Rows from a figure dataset
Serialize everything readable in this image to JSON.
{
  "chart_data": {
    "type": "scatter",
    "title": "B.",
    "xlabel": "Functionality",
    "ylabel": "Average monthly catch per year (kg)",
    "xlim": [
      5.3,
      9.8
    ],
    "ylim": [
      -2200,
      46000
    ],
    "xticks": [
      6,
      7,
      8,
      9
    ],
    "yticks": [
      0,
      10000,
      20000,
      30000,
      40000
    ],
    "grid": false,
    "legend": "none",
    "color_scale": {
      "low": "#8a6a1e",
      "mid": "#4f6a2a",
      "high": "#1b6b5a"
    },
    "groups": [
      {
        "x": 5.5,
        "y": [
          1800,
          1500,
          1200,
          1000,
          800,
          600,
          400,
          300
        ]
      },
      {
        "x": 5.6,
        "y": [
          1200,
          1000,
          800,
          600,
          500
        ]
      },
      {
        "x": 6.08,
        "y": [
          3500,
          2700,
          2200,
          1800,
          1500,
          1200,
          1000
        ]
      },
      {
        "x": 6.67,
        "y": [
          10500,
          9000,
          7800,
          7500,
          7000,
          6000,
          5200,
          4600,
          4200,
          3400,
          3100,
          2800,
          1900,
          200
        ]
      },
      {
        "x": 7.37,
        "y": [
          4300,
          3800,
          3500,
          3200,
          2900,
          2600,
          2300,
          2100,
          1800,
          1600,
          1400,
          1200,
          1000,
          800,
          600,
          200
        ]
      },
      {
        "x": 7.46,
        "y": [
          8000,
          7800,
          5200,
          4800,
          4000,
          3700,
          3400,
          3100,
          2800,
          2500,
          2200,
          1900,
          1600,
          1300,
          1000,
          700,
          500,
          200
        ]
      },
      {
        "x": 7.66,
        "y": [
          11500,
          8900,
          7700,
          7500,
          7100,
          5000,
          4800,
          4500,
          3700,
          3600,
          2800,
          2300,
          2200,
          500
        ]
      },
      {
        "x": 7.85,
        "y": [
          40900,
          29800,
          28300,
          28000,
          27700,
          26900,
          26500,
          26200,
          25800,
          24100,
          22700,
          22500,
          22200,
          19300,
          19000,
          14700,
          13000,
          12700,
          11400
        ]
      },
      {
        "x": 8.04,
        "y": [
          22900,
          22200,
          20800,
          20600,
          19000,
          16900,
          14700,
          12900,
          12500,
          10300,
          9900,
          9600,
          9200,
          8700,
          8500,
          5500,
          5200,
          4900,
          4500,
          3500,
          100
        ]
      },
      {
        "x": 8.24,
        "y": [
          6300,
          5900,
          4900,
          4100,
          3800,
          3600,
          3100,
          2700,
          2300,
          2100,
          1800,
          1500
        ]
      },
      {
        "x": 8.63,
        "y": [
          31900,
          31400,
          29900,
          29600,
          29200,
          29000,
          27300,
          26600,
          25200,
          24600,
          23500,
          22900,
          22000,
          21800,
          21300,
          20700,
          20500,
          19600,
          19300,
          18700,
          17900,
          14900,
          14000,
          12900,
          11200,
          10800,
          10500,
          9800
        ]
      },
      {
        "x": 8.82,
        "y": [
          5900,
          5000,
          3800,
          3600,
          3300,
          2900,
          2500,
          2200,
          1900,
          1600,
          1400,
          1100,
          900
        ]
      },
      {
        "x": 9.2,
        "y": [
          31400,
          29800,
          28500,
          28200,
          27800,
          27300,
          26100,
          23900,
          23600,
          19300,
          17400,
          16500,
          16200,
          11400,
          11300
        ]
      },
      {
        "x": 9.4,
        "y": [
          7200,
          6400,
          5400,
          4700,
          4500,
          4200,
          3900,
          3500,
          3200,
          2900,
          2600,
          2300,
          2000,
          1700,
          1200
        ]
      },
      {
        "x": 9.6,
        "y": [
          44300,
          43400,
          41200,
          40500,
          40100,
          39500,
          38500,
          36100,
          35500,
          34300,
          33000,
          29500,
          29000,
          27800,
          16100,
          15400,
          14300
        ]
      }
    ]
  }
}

### Set task
Return all of the data precisely as it appears.

### Solution
Serialize everything readable in this image to JSON.
{
  "chart_data": {
    "type": "scatter",
    "title": "B.",
    "xlabel": "Functionality",
    "ylabel": "Average monthly catch per year (kg)",
    "xlim": [
      5.3,
      9.8
    ],
    "ylim": [
      -2200,
      46000
    ],
    "xticks": [
      6,
      7,
      8,
      9
    ],
    "yticks": [
      0,
      10000,
      20000,
      30000,
      40000
    ],
    "grid": false,
    "legend": "none",
    "color_scale": {
      "low": "#8a6a1e",
      "mid": "#4f6a2a",
      "high": "#1b6b5a"
    },
    "groups": [
      {
        "x": 5.5,
        "y": [
          1800,
          1500,
          1200,
          1000,
          800,
          600,
          400,
          300
        ]
      },
      {
        "x": 5.6,
        "y": [
          1200,
          1000,
          800,
          600,
          500
        ]
      },
      {
        "x": 6.08,
        "y": [
          3500,
          2700,
          2200,
          1800,
          1500,
          1200,
          1000
        ]
      },
      {
        "x": 6.67,
        "y": [
          10500,
          9000,
          7800,
          7500,
          7000,
          6000,
          5200,
          4600,
          4200,
          3400,
          3100,
          2800,
          1900,
          200
        ]
      },
      {
        "x": 7.37,
        "y": [
          4300,
          3800,
          3500,
          3200,
          2900,
          2600,
          2300,
          2100,
          1800,
          1600,
          1400,
          1200,
          1000,
          800,
          600,
          200
        ]
      },
      {
        "x": 7.46,
        "y": [
          8000,
          7800,
          5200,
          4800,
          4000,
          3700,
          3400,
          3100,
          2800,
          2500,
          2200,
          1900,
          1600,
          1300,
          1000,
          700,
          500,
          200
        ]
      },
      {
        "x": 7.66,
        "y": [
          11500,
          8900,
          7700,
          7500,
          7100,
          5000,
          4800,
          4500,
          3700,
          3600,
          2800,
          2300,
          2200,
          500
        ]
      },
      {
        "x": 7.85,
        "y": [
          40900,
          29800,
          28300,
          28000,
          27700,
          26900,
          26500,
          26200,
          25800,
          24100,
          22700,
          22500,
          22200,
          19300,
          19000,
          14700,
          13000,
          12700,
          11400
        ]
      },
      {
        "x": 8.04,
        "y": [
          22900,
          22200,
          20800,
          20600,
          19000,
          16900,
          14700,
          12900,
          12500,
          10300,
          9900,
          9600,
          9200,
          8700,
          8500,
          5500,
          5200,
          4900,
          4500,
          3500,
          100
        ]
      },
      {
        "x": 8.24,
        "y": [
          6300,
          5900,
          4900,
          4100,
          3800,
          3600,
          3100,
          2700,
          2300,
          2100,
          1800,
          1500
        ]
      },
      {
        "x": 8.63,
        "y": [
          31900,
          31400,
          29900,
          29600,
          29200,
          29000,
          27300,
          26600,
          25200,
          24600,
          23500,
          22900,
          22000,
          21800,
          21300,
          20700,
          20500,
          19600,
          19300,
          18700,
          17900,
          14900,
          14000,
          12900,
          11200,
          10800,
          10500,
          9800
        ]
      },
      {
        "x": 8.82,
        "y": [
          5900,
          5000,
          3800,
          3600,
          3300,
          2900,
          2500,
          2200,
          1900,
          1600,
          1400,
          1100,
          900
        ]
      },
      {
        "x": 9.2,
        "y": [
          31400,
          29800,
          28500,
          28200,
          27800,
          27300,
          26100,
          23900,
          23600,
          19300,
          17400,
          16500,
          16200,
          11400,
          11300
        ]
      },
      {
        "x": 9.4,
        "y": [
          7200,
          6400,
          5400,
          4700,
          4500,
          4200,
          3900,
          3500,
          3200,
          2900,
          2600,
          2300,
          2000,
          1700,
          1200
        ]
      },
      {
        "x": 9.6,
        "y": [
          44300,
          43400,
          41200,
          40500,
          40100,
          39500,
          38500,
          36100,
          35500,
          34300,
          33000,
          29500,
          29000,
          27800,
          16100,
          15400,
          14300
        ]
      }
    ]
  }
}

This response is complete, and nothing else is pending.